* [What you need to do] Go through the data and copy every line exactly, but not the images.

Dataset records

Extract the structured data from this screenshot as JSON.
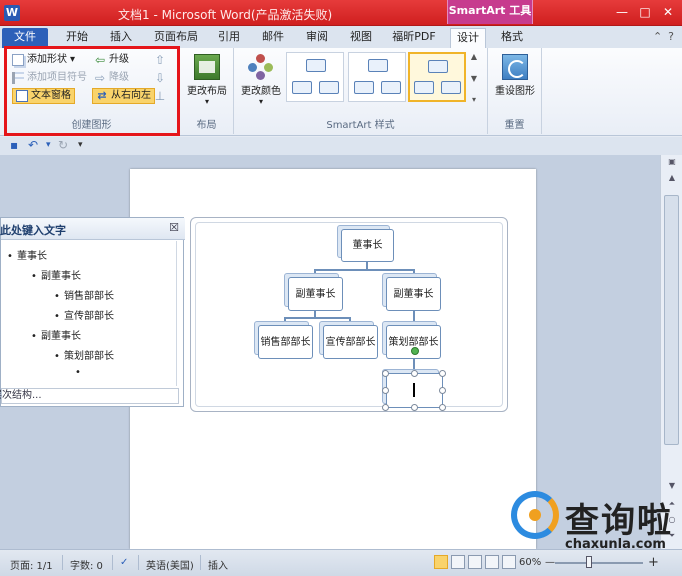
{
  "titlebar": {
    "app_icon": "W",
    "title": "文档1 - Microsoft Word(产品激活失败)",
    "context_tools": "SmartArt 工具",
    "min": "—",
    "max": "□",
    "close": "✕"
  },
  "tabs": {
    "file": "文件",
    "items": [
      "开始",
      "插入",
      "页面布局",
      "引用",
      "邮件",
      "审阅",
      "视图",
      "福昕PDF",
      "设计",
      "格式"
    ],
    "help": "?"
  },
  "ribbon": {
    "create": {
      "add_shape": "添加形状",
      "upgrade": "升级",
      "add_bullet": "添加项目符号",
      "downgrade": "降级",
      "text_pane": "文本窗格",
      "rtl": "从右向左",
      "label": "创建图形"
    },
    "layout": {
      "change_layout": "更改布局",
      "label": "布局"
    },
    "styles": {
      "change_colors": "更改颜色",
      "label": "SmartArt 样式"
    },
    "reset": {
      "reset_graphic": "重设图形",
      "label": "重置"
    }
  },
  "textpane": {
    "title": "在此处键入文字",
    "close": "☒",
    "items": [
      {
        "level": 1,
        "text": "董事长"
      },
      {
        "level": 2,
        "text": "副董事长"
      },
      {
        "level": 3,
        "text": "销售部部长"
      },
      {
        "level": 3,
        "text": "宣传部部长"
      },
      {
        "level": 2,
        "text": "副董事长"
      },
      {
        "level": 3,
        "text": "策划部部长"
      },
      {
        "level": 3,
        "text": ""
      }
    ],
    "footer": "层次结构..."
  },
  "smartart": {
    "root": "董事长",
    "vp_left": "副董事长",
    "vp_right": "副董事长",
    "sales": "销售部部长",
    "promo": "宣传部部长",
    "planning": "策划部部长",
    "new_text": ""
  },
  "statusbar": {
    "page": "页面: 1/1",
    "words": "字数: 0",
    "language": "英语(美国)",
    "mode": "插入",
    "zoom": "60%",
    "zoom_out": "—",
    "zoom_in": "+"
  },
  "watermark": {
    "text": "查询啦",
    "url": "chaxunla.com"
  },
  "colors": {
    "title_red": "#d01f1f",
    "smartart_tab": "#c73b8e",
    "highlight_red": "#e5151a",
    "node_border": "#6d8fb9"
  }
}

* [Task result]
Extract the structured data from this screenshot as JSON.
{
  "titlebar": {
    "app_icon": "W",
    "title": "文档1 - Microsoft Word(产品激活失败)",
    "context_tools": "SmartArt 工具",
    "min": "—",
    "max": "□",
    "close": "✕"
  },
  "tabs": {
    "file": "文件",
    "items": [
      "开始",
      "插入",
      "页面布局",
      "引用",
      "邮件",
      "审阅",
      "视图",
      "福昕PDF",
      "设计",
      "格式"
    ],
    "help": "?"
  },
  "ribbon": {
    "create": {
      "add_shape": "添加形状",
      "upgrade": "升级",
      "add_bullet": "添加项目符号",
      "downgrade": "降级",
      "text_pane": "文本窗格",
      "rtl": "从右向左",
      "label": "创建图形"
    },
    "layout": {
      "change_layout": "更改布局",
      "label": "布局"
    },
    "styles": {
      "change_colors": "更改颜色",
      "label": "SmartArt 样式"
    },
    "reset": {
      "reset_graphic": "重设图形",
      "label": "重置"
    }
  },
  "textpane": {
    "title": "在此处键入文字",
    "close": "☒",
    "items": [
      {
        "level": 1,
        "text": "董事长"
      },
      {
        "level": 2,
        "text": "副董事长"
      },
      {
        "level": 3,
        "text": "销售部部长"
      },
      {
        "level": 3,
        "text": "宣传部部长"
      },
      {
        "level": 2,
        "text": "副董事长"
      },
      {
        "level": 3,
        "text": "策划部部长"
      },
      {
        "level": 3,
        "text": ""
      }
    ],
    "footer": "层次结构..."
  },
  "smartart": {
    "root": "董事长",
    "vp_left": "副董事长",
    "vp_right": "副董事长",
    "sales": "销售部部长",
    "promo": "宣传部部长",
    "planning": "策划部部长",
    "new_text": ""
  },
  "statusbar": {
    "page": "页面: 1/1",
    "words": "字数: 0",
    "language": "英语(美国)",
    "mode": "插入",
    "zoom": "60%",
    "zoom_out": "—",
    "zoom_in": "+"
  },
  "watermark": {
    "text": "查询啦",
    "url": "chaxunla.com"
  },
  "colors": {
    "title_red": "#d01f1f",
    "smartart_tab": "#c73b8e",
    "highlight_red": "#e5151a",
    "node_border": "#6d8fb9"
  }
}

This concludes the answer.